● Dataset excerpt
------

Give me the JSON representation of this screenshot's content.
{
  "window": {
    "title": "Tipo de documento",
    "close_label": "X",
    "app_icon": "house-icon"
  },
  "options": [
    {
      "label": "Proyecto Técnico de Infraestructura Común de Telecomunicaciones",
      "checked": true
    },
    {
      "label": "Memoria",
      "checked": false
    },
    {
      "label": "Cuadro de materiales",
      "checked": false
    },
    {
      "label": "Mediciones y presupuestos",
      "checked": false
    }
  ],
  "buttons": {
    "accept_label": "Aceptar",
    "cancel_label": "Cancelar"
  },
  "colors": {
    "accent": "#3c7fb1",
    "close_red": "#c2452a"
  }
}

------

● Work to complete
Write out every record shown above, word for word.

● Solution to this problem
Give me the JSON representation of this screenshot's content.
{
  "window": {
    "title": "Tipo de documento",
    "close_label": "X",
    "app_icon": "house-icon"
  },
  "options": [
    {
      "label": "Proyecto Técnico de Infraestructura Común de Telecomunicaciones",
      "checked": true
    },
    {
      "label": "Memoria",
      "checked": false
    },
    {
      "label": "Cuadro de materiales",
      "checked": false
    },
    {
      "label": "Mediciones y presupuestos",
      "checked": false
    }
  ],
  "buttons": {
    "accept_label": "Aceptar",
    "cancel_label": "Cancelar"
  },
  "colors": {
    "accent": "#3c7fb1",
    "close_red": "#c2452a"
  }
}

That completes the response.